**Required work**
Give the number of lines in the entries that contain "ధనలక". State only the count.
------ Source material ------
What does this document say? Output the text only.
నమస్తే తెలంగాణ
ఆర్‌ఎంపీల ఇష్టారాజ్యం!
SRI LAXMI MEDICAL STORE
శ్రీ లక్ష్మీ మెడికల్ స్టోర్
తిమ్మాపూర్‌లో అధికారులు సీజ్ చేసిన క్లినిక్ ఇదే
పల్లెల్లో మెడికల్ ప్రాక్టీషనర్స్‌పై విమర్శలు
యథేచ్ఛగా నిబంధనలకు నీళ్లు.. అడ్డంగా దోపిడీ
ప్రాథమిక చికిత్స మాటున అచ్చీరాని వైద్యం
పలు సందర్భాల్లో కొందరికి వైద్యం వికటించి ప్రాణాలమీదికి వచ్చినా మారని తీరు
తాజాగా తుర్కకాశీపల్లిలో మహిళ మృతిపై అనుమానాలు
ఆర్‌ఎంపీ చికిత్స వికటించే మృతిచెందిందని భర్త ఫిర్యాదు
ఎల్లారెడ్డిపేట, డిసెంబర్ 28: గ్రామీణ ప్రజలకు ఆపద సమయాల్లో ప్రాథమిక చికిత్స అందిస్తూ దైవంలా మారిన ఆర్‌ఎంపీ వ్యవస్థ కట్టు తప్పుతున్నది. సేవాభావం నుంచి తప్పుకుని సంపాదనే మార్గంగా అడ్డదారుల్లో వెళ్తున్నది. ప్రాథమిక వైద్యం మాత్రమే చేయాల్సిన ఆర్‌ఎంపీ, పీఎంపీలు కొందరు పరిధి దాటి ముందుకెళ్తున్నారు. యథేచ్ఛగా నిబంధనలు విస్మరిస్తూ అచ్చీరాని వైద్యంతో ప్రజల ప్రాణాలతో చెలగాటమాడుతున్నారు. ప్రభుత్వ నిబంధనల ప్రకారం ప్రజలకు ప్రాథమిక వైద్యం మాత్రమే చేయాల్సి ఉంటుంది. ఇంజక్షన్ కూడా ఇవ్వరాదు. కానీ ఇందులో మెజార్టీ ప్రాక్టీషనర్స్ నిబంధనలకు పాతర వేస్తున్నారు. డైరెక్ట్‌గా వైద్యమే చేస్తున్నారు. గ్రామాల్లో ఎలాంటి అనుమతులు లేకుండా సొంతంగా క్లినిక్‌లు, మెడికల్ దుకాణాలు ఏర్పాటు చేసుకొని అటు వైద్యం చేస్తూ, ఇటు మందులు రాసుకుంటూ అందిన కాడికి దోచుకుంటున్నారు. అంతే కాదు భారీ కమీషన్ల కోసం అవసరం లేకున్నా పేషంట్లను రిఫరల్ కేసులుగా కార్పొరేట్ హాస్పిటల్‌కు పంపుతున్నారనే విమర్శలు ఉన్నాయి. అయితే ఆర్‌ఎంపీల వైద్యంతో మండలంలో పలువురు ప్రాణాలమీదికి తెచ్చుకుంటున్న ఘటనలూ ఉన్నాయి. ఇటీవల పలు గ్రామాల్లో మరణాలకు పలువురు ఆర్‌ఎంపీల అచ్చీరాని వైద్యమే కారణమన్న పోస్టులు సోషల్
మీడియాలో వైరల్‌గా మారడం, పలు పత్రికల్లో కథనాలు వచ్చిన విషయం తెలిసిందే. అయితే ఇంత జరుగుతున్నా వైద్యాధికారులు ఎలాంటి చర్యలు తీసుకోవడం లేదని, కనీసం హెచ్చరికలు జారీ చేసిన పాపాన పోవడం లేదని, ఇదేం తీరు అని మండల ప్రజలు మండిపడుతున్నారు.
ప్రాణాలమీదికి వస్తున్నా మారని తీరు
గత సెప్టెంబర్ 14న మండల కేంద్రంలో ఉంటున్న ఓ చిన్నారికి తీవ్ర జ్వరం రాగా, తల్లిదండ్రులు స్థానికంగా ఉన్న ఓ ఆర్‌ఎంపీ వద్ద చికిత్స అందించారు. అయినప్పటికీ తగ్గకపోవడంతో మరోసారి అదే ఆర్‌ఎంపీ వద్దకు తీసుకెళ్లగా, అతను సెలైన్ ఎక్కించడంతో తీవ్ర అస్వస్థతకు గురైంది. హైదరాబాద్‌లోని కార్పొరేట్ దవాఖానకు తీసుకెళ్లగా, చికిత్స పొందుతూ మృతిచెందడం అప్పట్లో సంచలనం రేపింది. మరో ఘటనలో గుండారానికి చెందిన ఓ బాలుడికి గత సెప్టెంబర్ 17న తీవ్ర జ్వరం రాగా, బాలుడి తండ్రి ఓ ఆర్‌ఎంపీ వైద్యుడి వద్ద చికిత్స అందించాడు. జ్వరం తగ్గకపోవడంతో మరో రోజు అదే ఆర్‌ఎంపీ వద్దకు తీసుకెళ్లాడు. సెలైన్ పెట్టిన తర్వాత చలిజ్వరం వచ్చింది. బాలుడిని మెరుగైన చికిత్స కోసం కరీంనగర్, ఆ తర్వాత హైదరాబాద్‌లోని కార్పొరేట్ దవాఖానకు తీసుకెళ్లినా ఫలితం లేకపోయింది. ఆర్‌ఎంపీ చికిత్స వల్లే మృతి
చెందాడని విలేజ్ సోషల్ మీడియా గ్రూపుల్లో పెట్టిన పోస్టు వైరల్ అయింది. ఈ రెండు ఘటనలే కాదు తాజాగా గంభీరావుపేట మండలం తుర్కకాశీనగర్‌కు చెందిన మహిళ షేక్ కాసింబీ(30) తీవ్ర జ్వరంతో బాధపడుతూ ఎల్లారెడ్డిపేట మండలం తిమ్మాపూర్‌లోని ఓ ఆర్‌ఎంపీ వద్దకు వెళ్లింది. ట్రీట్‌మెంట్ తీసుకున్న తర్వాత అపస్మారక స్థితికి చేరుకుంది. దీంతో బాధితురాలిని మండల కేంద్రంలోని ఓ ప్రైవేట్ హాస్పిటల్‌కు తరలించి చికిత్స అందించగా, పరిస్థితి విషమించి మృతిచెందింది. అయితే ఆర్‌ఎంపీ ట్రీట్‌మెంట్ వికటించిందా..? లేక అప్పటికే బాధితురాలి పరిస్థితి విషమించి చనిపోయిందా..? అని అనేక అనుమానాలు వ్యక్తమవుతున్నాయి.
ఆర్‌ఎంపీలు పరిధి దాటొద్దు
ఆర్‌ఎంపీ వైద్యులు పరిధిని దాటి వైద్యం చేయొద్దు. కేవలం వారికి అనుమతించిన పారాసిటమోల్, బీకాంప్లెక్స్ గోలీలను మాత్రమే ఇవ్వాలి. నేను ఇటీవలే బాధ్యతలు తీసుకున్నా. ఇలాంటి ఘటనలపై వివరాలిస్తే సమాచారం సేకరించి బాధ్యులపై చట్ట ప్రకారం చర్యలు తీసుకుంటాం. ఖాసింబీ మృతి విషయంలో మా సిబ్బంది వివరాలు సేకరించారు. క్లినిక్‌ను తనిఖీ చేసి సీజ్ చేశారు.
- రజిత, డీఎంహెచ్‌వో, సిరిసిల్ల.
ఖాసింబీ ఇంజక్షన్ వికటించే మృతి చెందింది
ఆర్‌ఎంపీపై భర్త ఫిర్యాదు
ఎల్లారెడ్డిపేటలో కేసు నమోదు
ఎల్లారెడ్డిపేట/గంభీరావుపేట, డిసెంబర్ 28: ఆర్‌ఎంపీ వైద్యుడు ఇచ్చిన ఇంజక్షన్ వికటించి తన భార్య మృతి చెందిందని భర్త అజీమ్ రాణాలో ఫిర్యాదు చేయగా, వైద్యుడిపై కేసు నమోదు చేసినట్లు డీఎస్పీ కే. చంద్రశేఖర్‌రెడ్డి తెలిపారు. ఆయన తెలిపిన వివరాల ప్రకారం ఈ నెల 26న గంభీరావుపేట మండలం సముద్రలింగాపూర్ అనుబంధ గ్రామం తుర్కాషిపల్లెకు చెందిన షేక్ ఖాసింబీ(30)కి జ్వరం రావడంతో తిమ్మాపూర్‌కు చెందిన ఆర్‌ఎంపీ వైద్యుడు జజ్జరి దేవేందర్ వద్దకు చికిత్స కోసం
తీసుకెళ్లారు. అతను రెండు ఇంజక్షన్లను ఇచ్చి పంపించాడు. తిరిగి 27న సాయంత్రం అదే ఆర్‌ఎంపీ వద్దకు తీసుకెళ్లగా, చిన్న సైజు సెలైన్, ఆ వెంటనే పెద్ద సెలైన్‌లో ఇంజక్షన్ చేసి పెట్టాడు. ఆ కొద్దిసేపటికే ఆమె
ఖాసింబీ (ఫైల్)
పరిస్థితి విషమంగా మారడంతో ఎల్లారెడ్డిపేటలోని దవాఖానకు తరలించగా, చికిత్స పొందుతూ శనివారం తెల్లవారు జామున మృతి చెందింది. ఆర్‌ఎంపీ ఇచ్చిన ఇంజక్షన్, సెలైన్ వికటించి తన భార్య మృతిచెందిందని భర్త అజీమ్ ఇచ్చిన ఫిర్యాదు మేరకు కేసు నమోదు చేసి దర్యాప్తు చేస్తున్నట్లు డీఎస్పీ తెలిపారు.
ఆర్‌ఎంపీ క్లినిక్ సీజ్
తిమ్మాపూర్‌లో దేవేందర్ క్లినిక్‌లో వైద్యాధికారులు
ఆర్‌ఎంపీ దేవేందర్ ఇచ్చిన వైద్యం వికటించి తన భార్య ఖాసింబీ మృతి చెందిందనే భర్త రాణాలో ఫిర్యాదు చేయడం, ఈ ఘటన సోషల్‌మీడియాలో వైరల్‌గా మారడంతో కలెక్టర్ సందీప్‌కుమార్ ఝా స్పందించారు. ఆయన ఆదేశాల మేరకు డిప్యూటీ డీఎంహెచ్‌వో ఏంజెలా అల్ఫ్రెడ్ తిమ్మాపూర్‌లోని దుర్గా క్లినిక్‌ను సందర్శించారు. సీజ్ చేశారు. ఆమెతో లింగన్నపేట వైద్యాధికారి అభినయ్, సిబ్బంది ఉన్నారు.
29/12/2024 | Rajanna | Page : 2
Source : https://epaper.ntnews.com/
------
**Solution to this task**
2